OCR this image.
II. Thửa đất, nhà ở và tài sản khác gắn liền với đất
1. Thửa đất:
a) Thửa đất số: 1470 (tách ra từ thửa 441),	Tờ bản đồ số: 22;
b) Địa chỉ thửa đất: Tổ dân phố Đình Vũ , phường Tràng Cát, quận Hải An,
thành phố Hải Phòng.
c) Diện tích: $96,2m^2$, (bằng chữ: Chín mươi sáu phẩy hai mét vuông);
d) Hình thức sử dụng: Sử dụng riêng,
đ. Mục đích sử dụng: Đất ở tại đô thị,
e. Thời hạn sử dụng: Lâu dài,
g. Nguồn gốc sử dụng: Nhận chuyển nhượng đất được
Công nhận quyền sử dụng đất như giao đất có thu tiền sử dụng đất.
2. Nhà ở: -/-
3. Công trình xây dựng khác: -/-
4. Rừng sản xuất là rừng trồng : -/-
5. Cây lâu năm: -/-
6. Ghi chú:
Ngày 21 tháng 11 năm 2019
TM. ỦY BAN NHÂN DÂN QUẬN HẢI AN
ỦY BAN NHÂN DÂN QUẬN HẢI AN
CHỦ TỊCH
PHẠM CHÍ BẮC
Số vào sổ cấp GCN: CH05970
* * *
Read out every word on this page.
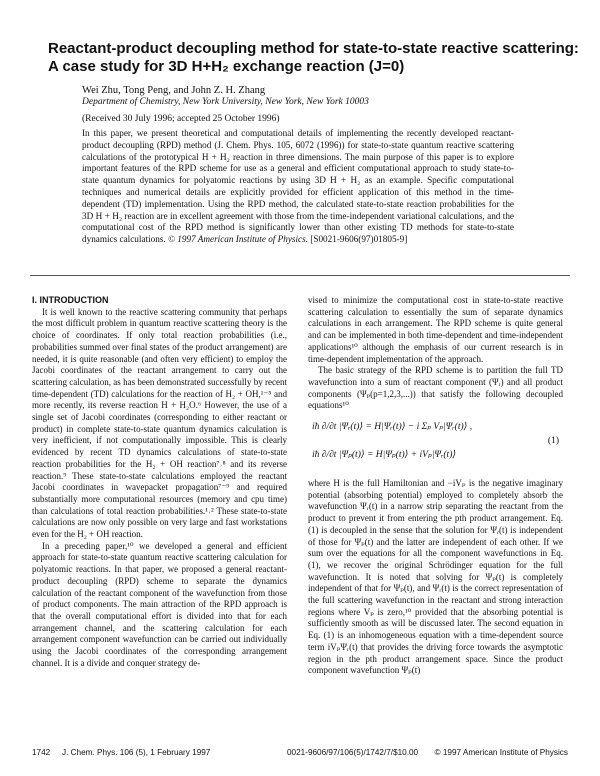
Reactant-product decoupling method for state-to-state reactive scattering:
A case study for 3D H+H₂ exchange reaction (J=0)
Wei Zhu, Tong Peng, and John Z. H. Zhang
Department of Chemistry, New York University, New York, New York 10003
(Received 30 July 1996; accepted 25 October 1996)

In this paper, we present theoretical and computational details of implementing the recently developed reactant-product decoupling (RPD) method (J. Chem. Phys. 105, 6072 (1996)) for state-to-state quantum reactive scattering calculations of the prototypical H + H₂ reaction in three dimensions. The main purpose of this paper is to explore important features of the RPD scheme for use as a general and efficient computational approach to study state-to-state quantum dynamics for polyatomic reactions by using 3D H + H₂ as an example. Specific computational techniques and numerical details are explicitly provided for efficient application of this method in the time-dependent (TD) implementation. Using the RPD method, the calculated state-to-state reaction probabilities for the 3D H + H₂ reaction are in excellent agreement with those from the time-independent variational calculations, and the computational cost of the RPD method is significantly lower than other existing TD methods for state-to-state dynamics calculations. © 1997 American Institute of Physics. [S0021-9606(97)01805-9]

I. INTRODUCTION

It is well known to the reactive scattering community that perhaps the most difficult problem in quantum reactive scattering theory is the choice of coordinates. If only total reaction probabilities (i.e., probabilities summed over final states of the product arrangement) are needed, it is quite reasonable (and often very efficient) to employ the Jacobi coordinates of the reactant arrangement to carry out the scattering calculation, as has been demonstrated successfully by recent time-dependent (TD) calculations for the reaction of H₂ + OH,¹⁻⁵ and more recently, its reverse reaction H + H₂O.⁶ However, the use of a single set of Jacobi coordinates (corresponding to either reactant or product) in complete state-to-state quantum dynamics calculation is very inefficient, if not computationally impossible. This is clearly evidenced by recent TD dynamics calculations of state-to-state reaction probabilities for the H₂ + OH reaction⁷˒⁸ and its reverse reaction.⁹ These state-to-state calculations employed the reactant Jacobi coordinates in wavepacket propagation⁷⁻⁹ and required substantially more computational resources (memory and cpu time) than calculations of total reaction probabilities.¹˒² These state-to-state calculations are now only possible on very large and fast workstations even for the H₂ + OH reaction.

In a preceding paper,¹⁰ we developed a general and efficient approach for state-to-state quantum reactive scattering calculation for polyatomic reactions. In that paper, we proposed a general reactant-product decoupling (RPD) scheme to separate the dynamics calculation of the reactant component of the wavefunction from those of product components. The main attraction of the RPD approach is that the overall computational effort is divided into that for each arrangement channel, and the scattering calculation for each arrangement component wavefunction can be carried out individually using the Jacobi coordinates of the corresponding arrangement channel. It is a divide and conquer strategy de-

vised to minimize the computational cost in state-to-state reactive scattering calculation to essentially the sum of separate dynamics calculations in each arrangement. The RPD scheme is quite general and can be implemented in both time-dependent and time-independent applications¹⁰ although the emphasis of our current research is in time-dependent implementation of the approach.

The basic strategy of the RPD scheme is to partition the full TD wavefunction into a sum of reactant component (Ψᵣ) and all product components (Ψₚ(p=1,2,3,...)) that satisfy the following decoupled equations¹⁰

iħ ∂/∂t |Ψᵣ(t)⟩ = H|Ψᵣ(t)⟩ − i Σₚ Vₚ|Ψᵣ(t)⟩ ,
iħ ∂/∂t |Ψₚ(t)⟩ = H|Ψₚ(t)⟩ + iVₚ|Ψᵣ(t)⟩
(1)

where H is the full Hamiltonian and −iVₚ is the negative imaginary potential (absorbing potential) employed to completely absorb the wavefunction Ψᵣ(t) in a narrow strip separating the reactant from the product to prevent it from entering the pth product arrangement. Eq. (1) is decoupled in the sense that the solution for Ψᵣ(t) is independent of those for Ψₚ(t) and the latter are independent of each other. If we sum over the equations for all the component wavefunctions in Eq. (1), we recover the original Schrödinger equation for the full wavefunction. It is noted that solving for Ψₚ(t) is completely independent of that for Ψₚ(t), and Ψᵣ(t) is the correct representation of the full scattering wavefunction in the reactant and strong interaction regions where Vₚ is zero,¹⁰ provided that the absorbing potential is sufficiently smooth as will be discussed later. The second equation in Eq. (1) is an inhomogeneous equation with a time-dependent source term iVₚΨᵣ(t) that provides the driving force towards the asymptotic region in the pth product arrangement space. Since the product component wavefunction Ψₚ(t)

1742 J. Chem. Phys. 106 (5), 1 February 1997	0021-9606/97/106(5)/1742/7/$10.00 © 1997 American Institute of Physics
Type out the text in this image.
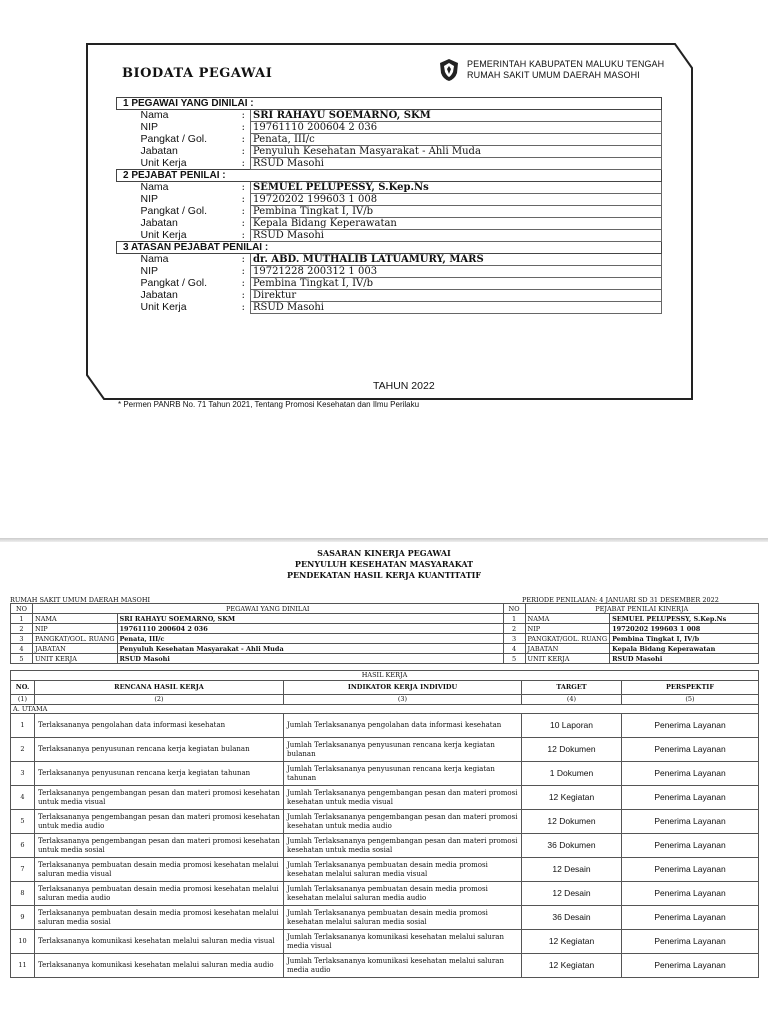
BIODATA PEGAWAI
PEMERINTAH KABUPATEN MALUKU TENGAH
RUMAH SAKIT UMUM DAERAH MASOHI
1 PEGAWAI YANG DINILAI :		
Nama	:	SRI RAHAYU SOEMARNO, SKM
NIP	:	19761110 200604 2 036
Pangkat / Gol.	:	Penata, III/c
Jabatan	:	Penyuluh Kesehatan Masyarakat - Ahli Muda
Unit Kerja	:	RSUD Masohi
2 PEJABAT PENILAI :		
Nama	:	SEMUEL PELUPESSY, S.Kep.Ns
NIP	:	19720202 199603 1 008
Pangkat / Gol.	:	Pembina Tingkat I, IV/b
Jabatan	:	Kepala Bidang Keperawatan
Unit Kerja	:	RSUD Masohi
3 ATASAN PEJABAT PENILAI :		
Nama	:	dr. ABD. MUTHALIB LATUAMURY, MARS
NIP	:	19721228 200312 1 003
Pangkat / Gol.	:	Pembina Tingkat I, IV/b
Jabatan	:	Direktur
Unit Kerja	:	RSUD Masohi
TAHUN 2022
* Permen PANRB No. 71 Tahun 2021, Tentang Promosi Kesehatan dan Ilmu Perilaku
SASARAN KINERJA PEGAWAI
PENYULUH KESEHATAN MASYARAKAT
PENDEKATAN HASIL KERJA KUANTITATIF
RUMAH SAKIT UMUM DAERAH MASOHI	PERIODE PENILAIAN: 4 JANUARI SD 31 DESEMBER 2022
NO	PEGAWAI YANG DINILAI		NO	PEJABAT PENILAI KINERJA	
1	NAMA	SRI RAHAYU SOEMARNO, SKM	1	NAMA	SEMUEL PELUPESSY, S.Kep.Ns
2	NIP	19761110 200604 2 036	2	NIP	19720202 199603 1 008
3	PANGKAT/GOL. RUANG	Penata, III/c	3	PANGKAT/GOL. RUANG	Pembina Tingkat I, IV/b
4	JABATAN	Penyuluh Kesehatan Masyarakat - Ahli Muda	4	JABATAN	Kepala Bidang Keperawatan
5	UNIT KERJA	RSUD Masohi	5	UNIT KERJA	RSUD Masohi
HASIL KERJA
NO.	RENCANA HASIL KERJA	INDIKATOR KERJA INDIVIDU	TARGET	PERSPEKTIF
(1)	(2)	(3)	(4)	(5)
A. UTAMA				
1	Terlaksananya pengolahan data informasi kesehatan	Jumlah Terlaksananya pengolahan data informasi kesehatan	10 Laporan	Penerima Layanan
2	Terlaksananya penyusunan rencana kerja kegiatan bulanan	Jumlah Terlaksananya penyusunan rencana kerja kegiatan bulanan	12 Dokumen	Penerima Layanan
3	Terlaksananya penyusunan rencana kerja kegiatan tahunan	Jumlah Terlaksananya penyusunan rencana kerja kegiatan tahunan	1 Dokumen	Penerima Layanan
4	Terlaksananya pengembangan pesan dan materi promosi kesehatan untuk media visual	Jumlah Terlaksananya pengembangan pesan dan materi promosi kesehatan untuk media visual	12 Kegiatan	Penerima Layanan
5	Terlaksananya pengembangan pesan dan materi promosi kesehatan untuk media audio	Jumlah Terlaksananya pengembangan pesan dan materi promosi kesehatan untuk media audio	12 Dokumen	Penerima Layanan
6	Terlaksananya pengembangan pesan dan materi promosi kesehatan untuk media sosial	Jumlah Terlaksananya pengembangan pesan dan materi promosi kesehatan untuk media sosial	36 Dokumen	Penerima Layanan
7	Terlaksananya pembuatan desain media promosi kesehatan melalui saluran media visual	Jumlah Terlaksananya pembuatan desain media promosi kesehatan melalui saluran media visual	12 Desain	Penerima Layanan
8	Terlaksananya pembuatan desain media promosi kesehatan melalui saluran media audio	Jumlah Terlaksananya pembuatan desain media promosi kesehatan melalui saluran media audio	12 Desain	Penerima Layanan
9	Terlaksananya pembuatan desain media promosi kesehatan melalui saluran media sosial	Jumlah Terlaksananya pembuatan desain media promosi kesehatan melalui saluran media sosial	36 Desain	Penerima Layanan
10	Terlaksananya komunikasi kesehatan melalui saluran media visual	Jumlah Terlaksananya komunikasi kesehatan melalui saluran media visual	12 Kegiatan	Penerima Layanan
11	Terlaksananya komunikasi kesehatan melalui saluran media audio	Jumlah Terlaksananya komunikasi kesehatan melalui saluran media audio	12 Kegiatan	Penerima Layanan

**To be done:** Filter the data for the string "sosial" and copy every line that has it.

**Response to the exercise:**
6	Terlaksananya pengembangan pesan dan materi promosi kesehatan untuk media sosial	Jumlah Terlaksananya pengembangan pesan dan materi promosi kesehatan untuk media sosial	36 Dokumen	Penerima Layanan
9	Terlaksananya pembuatan desain media promosi kesehatan melalui saluran media sosial	Jumlah Terlaksananya pembuatan desain media promosi kesehatan melalui saluran media sosial	36 Desain	Penerima Layanan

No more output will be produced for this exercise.